## REQUEST
Reproduce the records below in full and word for word, excluding pictures.

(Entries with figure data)

###

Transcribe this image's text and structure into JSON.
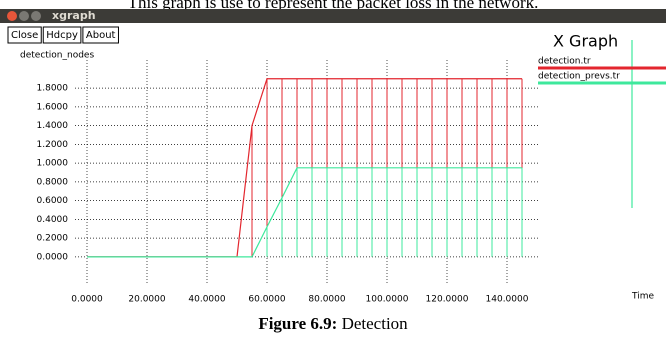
{
  "top_text": "This graph is use to represent the packet loss in the network.",
  "window_title": "xgraph",
  "buttons": [
    "Close",
    "Hdcpy",
    "About"
  ],
  "caption": {
    "label": "Figure 6.9:",
    "text": "Detection"
  },
  "chart_data": {
    "type": "line",
    "title": "X Graph",
    "ylabel": "detection_nodes",
    "xlabel": "Time",
    "x": [
      0,
      50,
      55,
      60,
      65,
      70,
      75,
      80,
      85,
      90,
      95,
      100,
      105,
      110,
      115,
      120,
      125,
      130,
      135,
      140,
      145
    ],
    "series": [
      {
        "name": "detection.tr",
        "color": "#e3262e",
        "values": [
          0,
          0,
          1.4,
          1.9,
          1.9,
          1.9,
          1.9,
          1.9,
          1.9,
          1.9,
          1.9,
          1.9,
          1.9,
          1.9,
          1.9,
          1.9,
          1.9,
          1.9,
          1.9,
          1.9,
          1.9
        ]
      },
      {
        "name": "detection_prevs.tr",
        "color": "#3ee89c",
        "values": [
          0,
          0,
          0,
          0.32,
          0.63,
          0.95,
          0.95,
          0.95,
          0.95,
          0.95,
          0.95,
          0.95,
          0.95,
          0.95,
          0.95,
          0.95,
          0.95,
          0.95,
          0.95,
          0.95,
          0.95
        ]
      }
    ],
    "bar_lines": true,
    "xlim": [
      -4,
      151
    ],
    "ylim": [
      -0.3,
      2.1
    ],
    "xticks": [
      {
        "value": 0,
        "label": "0.0000"
      },
      {
        "value": 20,
        "label": "20.0000"
      },
      {
        "value": 40,
        "label": "40.0000"
      },
      {
        "value": 60,
        "label": "60.0000"
      },
      {
        "value": 80,
        "label": "80.0000"
      },
      {
        "value": 100,
        "label": "100.0000"
      },
      {
        "value": 120,
        "label": "120.0000"
      },
      {
        "value": 140,
        "label": "140.0000"
      }
    ],
    "yticks": [
      {
        "value": 0,
        "label": "0.0000"
      },
      {
        "value": 0.2,
        "label": "0.2000"
      },
      {
        "value": 0.4,
        "label": "0.4000"
      },
      {
        "value": 0.6,
        "label": "0.6000"
      },
      {
        "value": 0.8,
        "label": "0.8000"
      },
      {
        "value": 1,
        "label": "1.0000"
      },
      {
        "value": 1.2,
        "label": "1.2000"
      },
      {
        "value": 1.4,
        "label": "1.4000"
      },
      {
        "value": 1.6,
        "label": "1.6000"
      },
      {
        "value": 1.8,
        "label": "1.8000"
      }
    ],
    "grid": true
  }
}
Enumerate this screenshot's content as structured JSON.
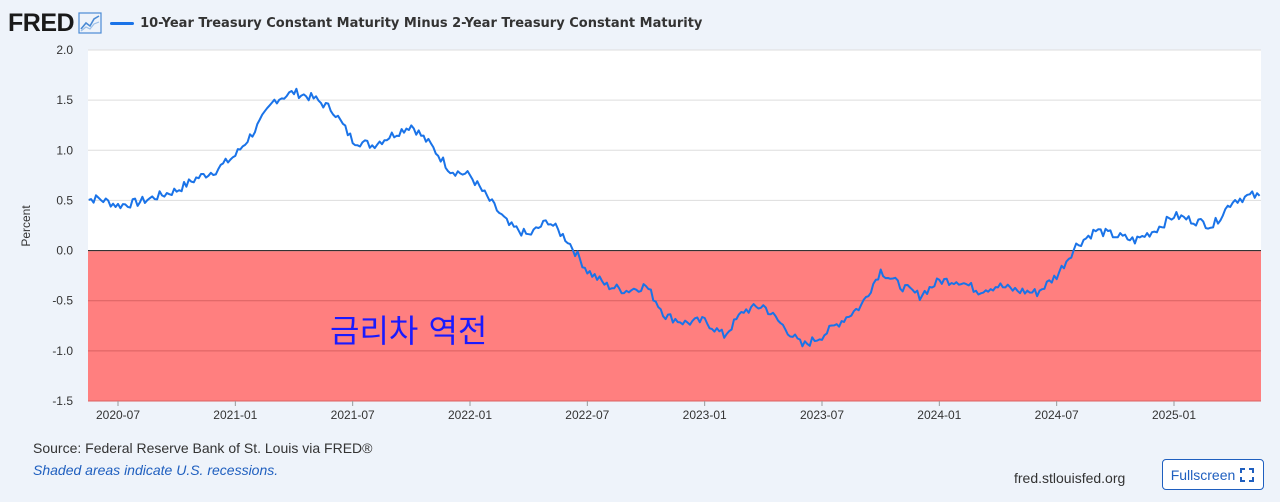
{
  "header": {
    "logo_text": "FRED",
    "logo_icon": "line-chart-icon",
    "series_title": "10-Year Treasury Constant Maturity Minus 2-Year Treasury Constant Maturity"
  },
  "footer": {
    "source": "Source: Federal Reserve Bank of St. Louis via FRED®",
    "recession_note": "Shaded areas indicate U.S. recessions.",
    "site": "fred.stlouisfed.org",
    "fullscreen_label": "Fullscreen",
    "fullscreen_icon": "expand-icon"
  },
  "colors": {
    "line": "#1a73e8",
    "inversion_fill": "#ff7f7f",
    "annotation": "#1a1aff"
  },
  "chart_data": {
    "type": "line",
    "title": "10-Year Treasury Constant Maturity Minus 2-Year Treasury Constant Maturity",
    "ylabel": "Percent",
    "xlabel": "",
    "ylim": [
      -1.5,
      2.0
    ],
    "yticks": [
      "2.0",
      "1.5",
      "1.0",
      "0.5",
      "0.0",
      "-0.5",
      "-1.0",
      "-1.5"
    ],
    "xticks": [
      "2020-07",
      "2021-01",
      "2021-07",
      "2022-01",
      "2022-07",
      "2023-01",
      "2023-07",
      "2024-01",
      "2024-07",
      "2025-01"
    ],
    "grid": true,
    "annotation": {
      "text": "금리차 역전",
      "region": "below 0.0"
    },
    "series": [
      {
        "name": "10-Year Treasury Constant Maturity Minus 2-Year Treasury Constant Maturity",
        "x": [
          "2020-05",
          "2020-06",
          "2020-07",
          "2020-08",
          "2020-09",
          "2020-10",
          "2020-11",
          "2020-12",
          "2021-01",
          "2021-02",
          "2021-03",
          "2021-04",
          "2021-05",
          "2021-06",
          "2021-07",
          "2021-08",
          "2021-09",
          "2021-10",
          "2021-11",
          "2021-12",
          "2022-01",
          "2022-02",
          "2022-03",
          "2022-04",
          "2022-05",
          "2022-06",
          "2022-07",
          "2022-08",
          "2022-09",
          "2022-10",
          "2022-11",
          "2022-12",
          "2023-01",
          "2023-02",
          "2023-03",
          "2023-04",
          "2023-05",
          "2023-06",
          "2023-07",
          "2023-08",
          "2023-09",
          "2023-10",
          "2023-11",
          "2023-12",
          "2024-01",
          "2024-02",
          "2024-03",
          "2024-04",
          "2024-05",
          "2024-06",
          "2024-07",
          "2024-08",
          "2024-09",
          "2024-10",
          "2024-11",
          "2024-12",
          "2025-01",
          "2025-02",
          "2025-03",
          "2025-04",
          "2025-05",
          "2025-06"
        ],
        "values": [
          0.5,
          0.52,
          0.45,
          0.48,
          0.54,
          0.6,
          0.72,
          0.8,
          0.95,
          1.2,
          1.5,
          1.58,
          1.52,
          1.4,
          1.1,
          1.05,
          1.15,
          1.25,
          1.05,
          0.8,
          0.75,
          0.5,
          0.25,
          0.15,
          0.3,
          0.1,
          -0.2,
          -0.35,
          -0.4,
          -0.35,
          -0.65,
          -0.72,
          -0.7,
          -0.85,
          -0.6,
          -0.55,
          -0.75,
          -0.95,
          -0.85,
          -0.7,
          -0.55,
          -0.2,
          -0.35,
          -0.45,
          -0.3,
          -0.3,
          -0.4,
          -0.35,
          -0.4,
          -0.42,
          -0.25,
          0.05,
          0.2,
          0.15,
          0.1,
          0.2,
          0.35,
          0.3,
          0.25,
          0.5,
          0.55,
          0.5
        ]
      }
    ]
  }
}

###

## TASK OUTPUT
Transcribe this image's text and structure into JSON.
{
  "top_text": "This graph is use to represent the packet loss in the network.",
  "window_title": "xgraph",
  "buttons": [
    "Close",
    "Hdcpy",
    "About"
  ],
  "caption": {
    "label": "Figure 6.9:",
    "text": "Detection"
  },
  "chart_data": {
    "type": "line",
    "title": "X Graph",
    "ylabel": "detection_nodes",
    "xlabel": "Time",
    "x": [
      0,
      50,
      55,
      60,
      65,
      70,
      75,
      80,
      85,
      90,
      95,
      100,
      105,
      110,
      115,
      120,
      125,
      130,
      135,
      140,
      145
    ],
    "series": [
      {
        "name": "detection.tr",
        "color": "#e3262e",
        "values": [
          0,
          0,
          1.4,
          1.9,
          1.9,
          1.9,
          1.9,
          1.9,
          1.9,
          1.9,
          1.9,
          1.9,
          1.9,
          1.9,
          1.9,
          1.9,
          1.9,
          1.9,
          1.9,
          1.9,
          1.9
        ]
      },
      {
        "name": "detection_prevs.tr",
        "color": "#3ee89c",
        "values": [
          0,
          0,
          0,
          0.32,
          0.63,
          0.95,
          0.95,
          0.95,
          0.95,
          0.95,
          0.95,
          0.95,
          0.95,
          0.95,
          0.95,
          0.95,
          0.95,
          0.95,
          0.95,
          0.95,
          0.95
        ]
      }
    ],
    "bar_lines": true,
    "xlim": [
      -4,
      151
    ],
    "ylim": [
      -0.3,
      2.1
    ],
    "xticks": [
      {
        "value": 0,
        "label": "0.0000"
      },
      {
        "value": 20,
        "label": "20.0000"
      },
      {
        "value": 40,
        "label": "40.0000"
      },
      {
        "value": 60,
        "label": "60.0000"
      },
      {
        "value": 80,
        "label": "80.0000"
      },
      {
        "value": 100,
        "label": "100.0000"
      },
      {
        "value": 120,
        "label": "120.0000"
      },
      {
        "value": 140,
        "label": "140.0000"
      }
    ],
    "yticks": [
      {
        "value": 0,
        "label": "0.0000"
      },
      {
        "value": 0.2,
        "label": "0.2000"
      },
      {
        "value": 0.4,
        "label": "0.4000"
      },
      {
        "value": 0.6,
        "label": "0.6000"
      },
      {
        "value": 0.8,
        "label": "0.8000"
      },
      {
        "value": 1,
        "label": "1.0000"
      },
      {
        "value": 1.2,
        "label": "1.2000"
      },
      {
        "value": 1.4,
        "label": "1.4000"
      },
      {
        "value": 1.6,
        "label": "1.6000"
      },
      {
        "value": 1.8,
        "label": "1.8000"
      }
    ],
    "grid": true
  }
}
Enumerate this screenshot's content as structured JSON.
{
  "header": {
    "logo_text": "FRED",
    "logo_icon": "line-chart-icon",
    "series_title": "10-Year Treasury Constant Maturity Minus 2-Year Treasury Constant Maturity"
  },
  "footer": {
    "source": "Source: Federal Reserve Bank of St. Louis via FRED®",
    "recession_note": "Shaded areas indicate U.S. recessions.",
    "site": "fred.stlouisfed.org",
    "fullscreen_label": "Fullscreen",
    "fullscreen_icon": "expand-icon"
  },
  "colors": {
    "line": "#1a73e8",
    "inversion_fill": "#ff7f7f",
    "annotation": "#1a1aff"
  },
  "chart_data": {
    "type": "line",
    "title": "10-Year Treasury Constant Maturity Minus 2-Year Treasury Constant Maturity",
    "ylabel": "Percent",
    "xlabel": "",
    "ylim": [
      -1.5,
      2.0
    ],
    "yticks": [
      "2.0",
      "1.5",
      "1.0",
      "0.5",
      "0.0",
      "-0.5",
      "-1.0",
      "-1.5"
    ],
    "xticks": [
      "2020-07",
      "2021-01",
      "2021-07",
      "2022-01",
      "2022-07",
      "2023-01",
      "2023-07",
      "2024-01",
      "2024-07",
      "2025-01"
    ],
    "grid": true,
    "annotation": {
      "text": "금리차 역전",
      "region": "below 0.0"
    },
    "series": [
      {
        "name": "10-Year Treasury Constant Maturity Minus 2-Year Treasury Constant Maturity",
        "x": [
          "2020-05",
          "2020-06",
          "2020-07",
          "2020-08",
          "2020-09",
          "2020-10",
          "2020-11",
          "2020-12",
          "2021-01",
          "2021-02",
          "2021-03",
          "2021-04",
          "2021-05",
          "2021-06",
          "2021-07",
          "2021-08",
          "2021-09",
          "2021-10",
          "2021-11",
          "2021-12",
          "2022-01",
          "2022-02",
          "2022-03",
          "2022-04",
          "2022-05",
          "2022-06",
          "2022-07",
          "2022-08",
          "2022-09",
          "2022-10",
          "2022-11",
          "2022-12",
          "2023-01",
          "2023-02",
          "2023-03",
          "2023-04",
          "2023-05",
          "2023-06",
          "2023-07",
          "2023-08",
          "2023-09",
          "2023-10",
          "2023-11",
          "2023-12",
          "2024-01",
          "2024-02",
          "2024-03",
          "2024-04",
          "2024-05",
          "2024-06",
          "2024-07",
          "2024-08",
          "2024-09",
          "2024-10",
          "2024-11",
          "2024-12",
          "2025-01",
          "2025-02",
          "2025-03",
          "2025-04",
          "2025-05",
          "2025-06"
        ],
        "values": [
          0.5,
          0.52,
          0.45,
          0.48,
          0.54,
          0.6,
          0.72,
          0.8,
          0.95,
          1.2,
          1.5,
          1.58,
          1.52,
          1.4,
          1.1,
          1.05,
          1.15,
          1.25,
          1.05,
          0.8,
          0.75,
          0.5,
          0.25,
          0.15,
          0.3,
          0.1,
          -0.2,
          -0.35,
          -0.4,
          -0.35,
          -0.65,
          -0.72,
          -0.7,
          -0.85,
          -0.6,
          -0.55,
          -0.75,
          -0.95,
          -0.85,
          -0.7,
          -0.55,
          -0.2,
          -0.35,
          -0.45,
          -0.3,
          -0.3,
          -0.4,
          -0.35,
          -0.4,
          -0.42,
          -0.25,
          0.05,
          0.2,
          0.15,
          0.1,
          0.2,
          0.35,
          0.3,
          0.25,
          0.5,
          0.55,
          0.5
        ]
      }
    ]
  }
}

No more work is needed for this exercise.